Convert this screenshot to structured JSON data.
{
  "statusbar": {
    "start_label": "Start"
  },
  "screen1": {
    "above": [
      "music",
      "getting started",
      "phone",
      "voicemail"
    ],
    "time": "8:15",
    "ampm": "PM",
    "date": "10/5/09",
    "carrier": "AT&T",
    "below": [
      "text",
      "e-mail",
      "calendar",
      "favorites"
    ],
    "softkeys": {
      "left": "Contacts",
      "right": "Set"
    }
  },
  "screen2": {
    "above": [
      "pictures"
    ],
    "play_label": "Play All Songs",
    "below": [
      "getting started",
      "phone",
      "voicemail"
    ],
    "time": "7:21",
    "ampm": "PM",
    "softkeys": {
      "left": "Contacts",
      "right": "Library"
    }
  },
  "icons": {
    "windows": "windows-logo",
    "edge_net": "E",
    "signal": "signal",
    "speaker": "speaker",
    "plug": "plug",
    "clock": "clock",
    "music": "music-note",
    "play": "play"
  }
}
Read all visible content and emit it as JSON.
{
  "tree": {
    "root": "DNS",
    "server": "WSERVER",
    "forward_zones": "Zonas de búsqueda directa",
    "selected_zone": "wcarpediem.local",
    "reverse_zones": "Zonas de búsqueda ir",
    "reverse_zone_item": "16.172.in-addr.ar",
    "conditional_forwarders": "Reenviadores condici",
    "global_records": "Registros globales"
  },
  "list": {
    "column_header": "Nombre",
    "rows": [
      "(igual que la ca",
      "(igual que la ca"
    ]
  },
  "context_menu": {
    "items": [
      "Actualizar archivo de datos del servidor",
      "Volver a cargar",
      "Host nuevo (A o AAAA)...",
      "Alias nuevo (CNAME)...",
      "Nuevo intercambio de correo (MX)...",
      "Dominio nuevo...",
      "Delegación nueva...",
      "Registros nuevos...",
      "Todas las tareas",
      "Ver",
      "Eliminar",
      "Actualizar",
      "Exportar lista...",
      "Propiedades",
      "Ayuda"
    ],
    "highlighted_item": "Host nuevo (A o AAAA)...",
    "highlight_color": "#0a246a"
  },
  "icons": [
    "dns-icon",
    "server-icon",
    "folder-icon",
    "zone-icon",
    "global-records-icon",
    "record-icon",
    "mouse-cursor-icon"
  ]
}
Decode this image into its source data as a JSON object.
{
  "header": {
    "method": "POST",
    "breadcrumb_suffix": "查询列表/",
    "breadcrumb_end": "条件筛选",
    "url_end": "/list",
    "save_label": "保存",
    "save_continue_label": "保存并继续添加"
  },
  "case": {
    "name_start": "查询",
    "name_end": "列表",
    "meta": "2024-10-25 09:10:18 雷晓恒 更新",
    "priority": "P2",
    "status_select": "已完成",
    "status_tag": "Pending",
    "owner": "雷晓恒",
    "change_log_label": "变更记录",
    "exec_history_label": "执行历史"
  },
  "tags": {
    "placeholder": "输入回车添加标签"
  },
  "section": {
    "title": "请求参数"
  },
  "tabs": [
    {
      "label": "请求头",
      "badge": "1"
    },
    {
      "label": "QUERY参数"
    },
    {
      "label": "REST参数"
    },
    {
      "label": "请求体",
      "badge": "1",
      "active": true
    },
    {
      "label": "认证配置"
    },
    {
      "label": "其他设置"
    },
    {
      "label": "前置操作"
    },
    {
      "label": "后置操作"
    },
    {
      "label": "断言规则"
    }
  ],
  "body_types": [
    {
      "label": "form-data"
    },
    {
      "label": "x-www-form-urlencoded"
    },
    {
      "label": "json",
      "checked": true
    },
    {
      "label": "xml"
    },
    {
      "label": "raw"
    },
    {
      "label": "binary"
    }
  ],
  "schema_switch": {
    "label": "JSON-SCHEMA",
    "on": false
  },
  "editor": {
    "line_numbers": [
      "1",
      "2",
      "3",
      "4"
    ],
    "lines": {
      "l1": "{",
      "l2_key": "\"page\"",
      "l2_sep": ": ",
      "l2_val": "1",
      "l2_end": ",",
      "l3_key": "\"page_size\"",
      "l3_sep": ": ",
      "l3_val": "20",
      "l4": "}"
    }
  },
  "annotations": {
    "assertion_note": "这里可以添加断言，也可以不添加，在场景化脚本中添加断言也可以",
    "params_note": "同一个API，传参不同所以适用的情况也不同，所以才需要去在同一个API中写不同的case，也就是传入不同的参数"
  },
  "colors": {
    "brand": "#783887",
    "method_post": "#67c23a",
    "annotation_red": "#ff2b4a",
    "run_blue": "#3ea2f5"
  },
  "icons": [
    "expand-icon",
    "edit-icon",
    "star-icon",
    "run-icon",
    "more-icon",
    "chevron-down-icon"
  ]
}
━━━━━━━━━━━━━━━━
◆ **Instructions for the task**
Copy out the whole listing, exactly as written.

◆ **The solution**
Convert this screenshot to structured JSON data.
{
  "statusbar": {
    "start_label": "Start"
  },
  "screen1": {
    "above": [
      "music",
      "getting started",
      "phone",
      "voicemail"
    ],
    "time": "8:15",
    "ampm": "PM",
    "date": "10/5/09",
    "carrier": "AT&T",
    "below": [
      "text",
      "e-mail",
      "calendar",
      "favorites"
    ],
    "softkeys": {
      "left": "Contacts",
      "right": "Set"
    }
  },
  "screen2": {
    "above": [
      "pictures"
    ],
    "play_label": "Play All Songs",
    "below": [
      "getting started",
      "phone",
      "voicemail"
    ],
    "time": "7:21",
    "ampm": "PM",
    "softkeys": {
      "left": "Contacts",
      "right": "Library"
    }
  },
  "icons": {
    "windows": "windows-logo",
    "edge_net": "E",
    "signal": "signal",
    "speaker": "speaker",
    "plug": "plug",
    "clock": "clock",
    "music": "music-note",
    "play": "play"
  }
}
Read all visible content and emit it as JSON.
{
  "tree": {
    "root": "DNS",
    "server": "WSERVER",
    "forward_zones": "Zonas de búsqueda directa",
    "selected_zone": "wcarpediem.local",
    "reverse_zones": "Zonas de búsqueda ir",
    "reverse_zone_item": "16.172.in-addr.ar",
    "conditional_forwarders": "Reenviadores condici",
    "global_records": "Registros globales"
  },
  "list": {
    "column_header": "Nombre",
    "rows": [
      "(igual que la ca",
      "(igual que la ca"
    ]
  },
  "context_menu": {
    "items": [
      "Actualizar archivo de datos del servidor",
      "Volver a cargar",
      "Host nuevo (A o AAAA)...",
      "Alias nuevo (CNAME)...",
      "Nuevo intercambio de correo (MX)...",
      "Dominio nuevo...",
      "Delegación nueva...",
      "Registros nuevos...",
      "Todas las tareas",
      "Ver",
      "Eliminar",
      "Actualizar",
      "Exportar lista...",
      "Propiedades",
      "Ayuda"
    ],
    "highlighted_item": "Host nuevo (A o AAAA)...",
    "highlight_color": "#0a246a"
  },
  "icons": [
    "dns-icon",
    "server-icon",
    "folder-icon",
    "zone-icon",
    "global-records-icon",
    "record-icon",
    "mouse-cursor-icon"
  ]
}
Decode this image into its source data as a JSON object.
{
  "header": {
    "method": "POST",
    "breadcrumb_suffix": "查询列表/",
    "breadcrumb_end": "条件筛选",
    "url_end": "/list",
    "save_label": "保存",
    "save_continue_label": "保存并继续添加"
  },
  "case": {
    "name_start": "查询",
    "name_end": "列表",
    "meta": "2024-10-25 09:10:18 雷晓恒 更新",
    "priority": "P2",
    "status_select": "已完成",
    "status_tag": "Pending",
    "owner": "雷晓恒",
    "change_log_label": "变更记录",
    "exec_history_label": "执行历史"
  },
  "tags": {
    "placeholder": "输入回车添加标签"
  },
  "section": {
    "title": "请求参数"
  },
  "tabs": [
    {
      "label": "请求头",
      "badge": "1"
    },
    {
      "label": "QUERY参数"
    },
    {
      "label": "REST参数"
    },
    {
      "label": "请求体",
      "badge": "1",
      "active": true
    },
    {
      "label": "认证配置"
    },
    {
      "label": "其他设置"
    },
    {
      "label": "前置操作"
    },
    {
      "label": "后置操作"
    },
    {
      "label": "断言规则"
    }
  ],
  "body_types": [
    {
      "label": "form-data"
    },
    {
      "label": "x-www-form-urlencoded"
    },
    {
      "label": "json",
      "checked": true
    },
    {
      "label": "xml"
    },
    {
      "label": "raw"
    },
    {
      "label": "binary"
    }
  ],
  "schema_switch": {
    "label": "JSON-SCHEMA",
    "on": false
  },
  "editor": {
    "line_numbers": [
      "1",
      "2",
      "3",
      "4"
    ],
    "lines": {
      "l1": "{",
      "l2_key": "\"page\"",
      "l2_sep": ": ",
      "l2_val": "1",
      "l2_end": ",",
      "l3_key": "\"page_size\"",
      "l3_sep": ": ",
      "l3_val": "20",
      "l4": "}"
    }
  },
  "annotations": {
    "assertion_note": "这里可以添加断言，也可以不添加，在场景化脚本中添加断言也可以",
    "params_note": "同一个API，传参不同所以适用的情况也不同，所以才需要去在同一个API中写不同的case，也就是传入不同的参数"
  },
  "colors": {
    "brand": "#783887",
    "method_post": "#67c23a",
    "annotation_red": "#ff2b4a",
    "run_blue": "#3ea2f5"
  },
  "icons": [
    "expand-icon",
    "edit-icon",
    "star-icon",
    "run-icon",
    "more-icon",
    "chevron-down-icon"
  ]
}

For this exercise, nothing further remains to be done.